(Entries from a dataset)

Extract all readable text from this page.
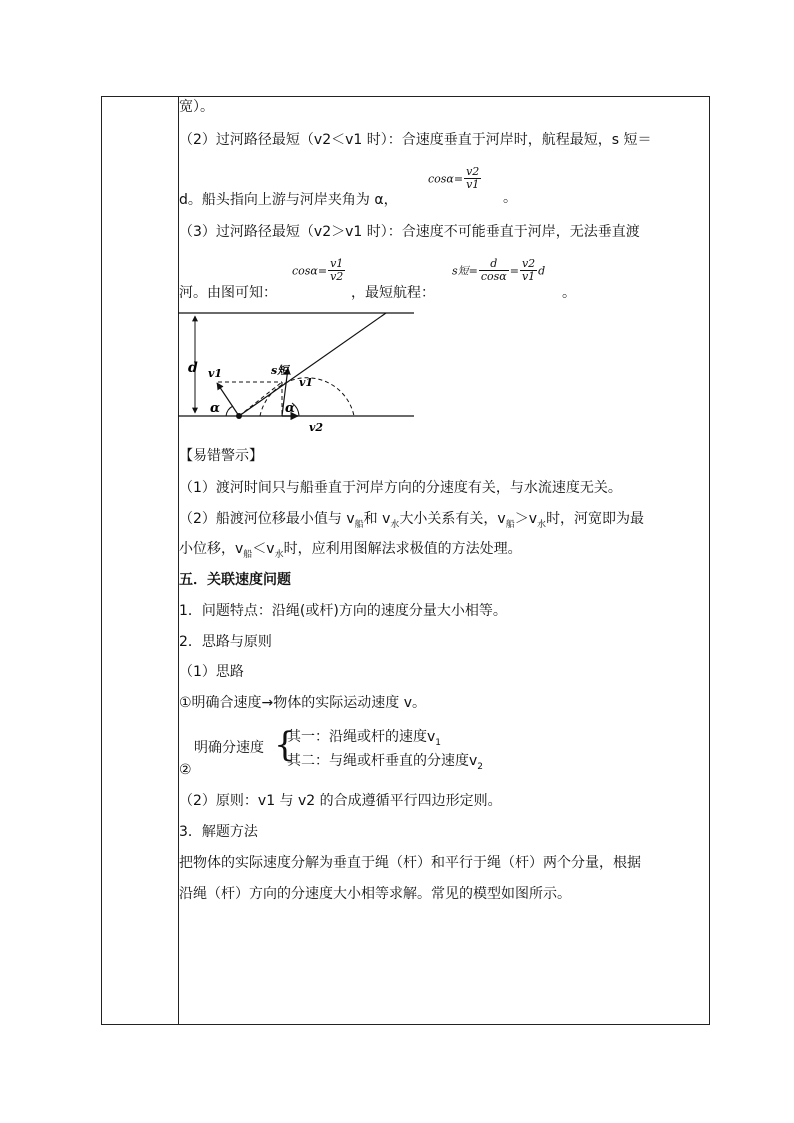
宽）。
（2）过河路径最短（v2＜v1 时）：合速度垂直于河岸时，航程最短，s 短＝
d。船头指向上游与河岸夹角为 α，
$\cos\alpha= \frac{v2}{v1}$
。
（3）过河路径最短（v2＞v1 时）：合速度不可能垂直于河岸，无法垂直渡
河。由图可知：
$\cos\alpha= \frac{v1}{v2}$
，最短航程：
s短= $\frac{d}{\cos\alpha} = \frac{v2}{v1}$ d
。
d v1	s短
v1
α	α
v2
【易错警示】
（1）渡河时间只与船垂直于河岸方向的分速度有关，与水流速度无关。
（2）船渡河位移最小值与 $v_船$和 $v_水$大小关系有关，$v_船>v_水$时，河宽即为最
小位移，$v_船<v_水$时，应利用图解法求极值的方法处理。
五．关联速度问题
1．问题特点：沿绳(或杆)方向的速度分量大小相等。
2．思路与原则
（1）思路
①明确合速度→物体的实际运动速度 v。
②
明确分速度 {
其一：沿绳或杆的速度$v_1$
其二：与绳或杆垂直的分速度$v_2$
（2）原则：v1 与 v2 的合成遵循平行四边形定则。
3．解题方法
把物体的实际速度分解为垂直于绳（杆）和平行于绳（杆）两个分量，根据
沿绳（杆）方向的分速度大小相等求解。常见的模型如图所示。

(DO THIS):
Repeat the material verbatim. Do not carry over any picture.

(SOLVED PROBLEM):
Extract all readable text from this page.
宽）。
（2）过河路径最短（v2＜v1 时）：合速度垂直于河岸时，航程最短，s 短＝
d。船头指向上游与河岸夹角为 α，
$\cos\alpha= \frac{v2}{v1}$
。
（3）过河路径最短（v2＞v1 时）：合速度不可能垂直于河岸，无法垂直渡
河。由图可知：
$\cos\alpha= \frac{v1}{v2}$
，最短航程：
s短= $\frac{d}{\cos\alpha} = \frac{v2}{v1}$ d
。
d v1	s短
v1
α	α
v2
【易错警示】
（1）渡河时间只与船垂直于河岸方向的分速度有关，与水流速度无关。
（2）船渡河位移最小值与 $v_船$和 $v_水$大小关系有关，$v_船>v_水$时，河宽即为最
小位移，$v_船<v_水$时，应利用图解法求极值的方法处理。
五．关联速度问题
1．问题特点：沿绳(或杆)方向的速度分量大小相等。
2．思路与原则
（1）思路
①明确合速度→物体的实际运动速度 v。
②
明确分速度 {
其一：沿绳或杆的速度$v_1$
其二：与绳或杆垂直的分速度$v_2$
（2）原则：v1 与 v2 的合成遵循平行四边形定则。
3．解题方法
把物体的实际速度分解为垂直于绳（杆）和平行于绳（杆）两个分量，根据
沿绳（杆）方向的分速度大小相等求解。常见的模型如图所示。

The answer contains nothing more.